* [Exercise objective]: Quote the rows starting at the one containing "38, 910, 72]" and ending at the one containing "508, 73, 521]", with both of those included.

* [Records shown]:
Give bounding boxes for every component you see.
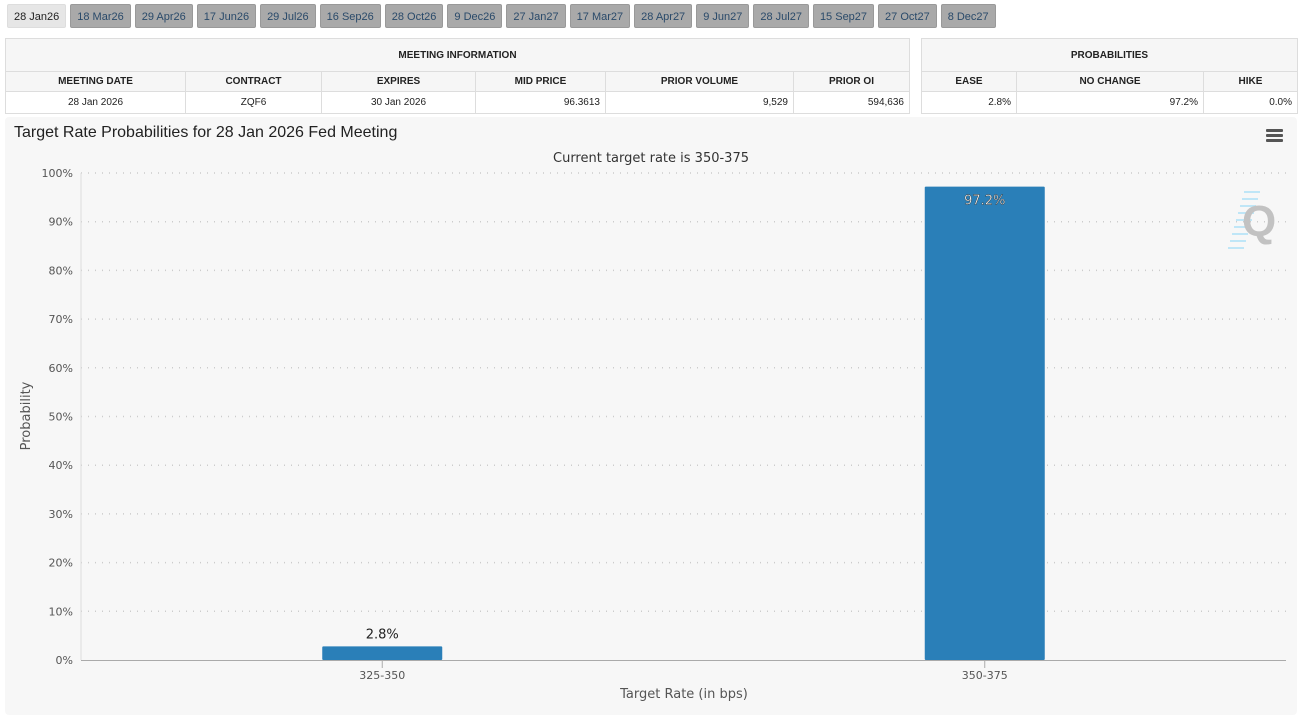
meeting-info-title: MEETING INFORMATION	[5, 38, 910, 72]
chart-subtitle: Current target rate is 350-375	[553, 151, 749, 166]
mid-price: 96.3613	[475, 91, 606, 114]
y-tick-label: 50%	[49, 411, 73, 424]
y-tick-label: 30%	[49, 508, 73, 521]
col-no-change: NO CHANGE	[1016, 71, 1204, 92]
tab-27-jan27[interactable]: 27 Jan27	[506, 4, 566, 28]
probabilities-table: PROBABILITIES EASE NO CHANGE HIKE 2.8% 9…	[921, 38, 1298, 114]
y-tick-label: 10%	[49, 605, 73, 618]
q-logo-icon: Q	[1242, 197, 1276, 246]
probabilities-title: PROBABILITIES	[921, 38, 1298, 72]
ease-value: 2.8%	[921, 91, 1017, 114]
y-tick-label: 90%	[49, 216, 73, 229]
x-tick-label: 325-350	[359, 669, 405, 682]
tab-9-jun27[interactable]: 9 Jun27	[696, 4, 750, 28]
data-label: 2.8%	[366, 627, 399, 642]
y-tick-label: 100%	[42, 167, 73, 180]
y-tick-label: 70%	[49, 313, 73, 326]
tab-28-apr27[interactable]: 28 Apr27	[634, 4, 693, 28]
col-prior-oi: PRIOR OI	[793, 71, 910, 92]
bar-350-375	[924, 186, 1045, 661]
hike-value: 0.0%	[1203, 91, 1298, 114]
col-ease: EASE	[921, 71, 1017, 92]
tab-29-jul26[interactable]: 29 Jul26	[260, 4, 316, 28]
y-axis-title: Probability	[19, 381, 34, 450]
tab-28-oct26[interactable]: 28 Oct26	[384, 4, 444, 28]
y-tick-label: 20%	[49, 557, 73, 570]
prior-oi: 594,636	[793, 91, 910, 114]
tab-15-sep27[interactable]: 15 Sep27	[812, 4, 875, 28]
tab-27-oct27[interactable]: 27 Oct27	[878, 4, 937, 28]
meeting-tabs: 28 Jan26 18 Mar26 29 Apr26 17 Jun26 29 Jul26…	[7, 4, 996, 28]
col-meeting-date: MEETING DATE	[5, 71, 186, 92]
tab-28-jan26[interactable]: 28 Jan26	[7, 4, 67, 28]
tab-17-mar27[interactable]: 17 Mar27	[569, 4, 631, 28]
prior-volume: 9,529	[605, 91, 794, 114]
chart-title: Target Rate Probabilities for 28 Jan 202…	[14, 124, 398, 141]
x-axis-title: Target Rate (in bps)	[619, 687, 748, 702]
meeting-date: 28 Jan 2026	[5, 91, 186, 114]
tab-17-jun26[interactable]: 17 Jun26	[196, 4, 257, 28]
y-tick-label: 60%	[49, 362, 73, 375]
bar-325-350	[322, 646, 443, 660]
chart-panel: Target Rate Probabilities for 28 Jan 202…	[5, 117, 1297, 715]
y-tick-label: 80%	[49, 264, 73, 277]
tab-29-apr26[interactable]: 29 Apr26	[134, 4, 193, 28]
tab-18-mar26[interactable]: 18 Mar26	[70, 4, 131, 28]
x-tick-label: 350-375	[962, 669, 1008, 682]
meeting-information-table: MEETING INFORMATION MEETING DATE CONTRAC…	[5, 38, 910, 114]
y-tick-label: 0%	[56, 654, 73, 667]
hamburger-menu-icon[interactable]	[1266, 129, 1283, 144]
col-mid-price: MID PRICE	[475, 71, 606, 92]
data-label: 97.2%	[964, 194, 1005, 209]
tab-16-sep26[interactable]: 16 Sep26	[319, 4, 381, 28]
tab-28-jul27[interactable]: 28 Jul27	[753, 4, 809, 28]
tab-8-dec27[interactable]: 8 Dec27	[940, 4, 996, 28]
col-prior-volume: PRIOR VOLUME	[605, 71, 794, 92]
y-tick-label: 40%	[49, 459, 73, 472]
tab-9-dec26[interactable]: 9 Dec26	[447, 4, 503, 28]
col-contract: CONTRACT	[185, 71, 322, 92]
col-hike: HIKE	[1203, 71, 1298, 92]
col-expires: EXPIRES	[321, 71, 476, 92]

* [Response to this task]:
meeting-info-title: MEETING INFORMATION	[5, 38, 910, 72]
chart-subtitle: Current target rate is 350-375	[553, 151, 749, 166]
mid-price: 96.3613	[475, 91, 606, 114]
y-tick-label: 50%	[49, 411, 73, 424]
y-tick-label: 30%	[49, 508, 73, 521]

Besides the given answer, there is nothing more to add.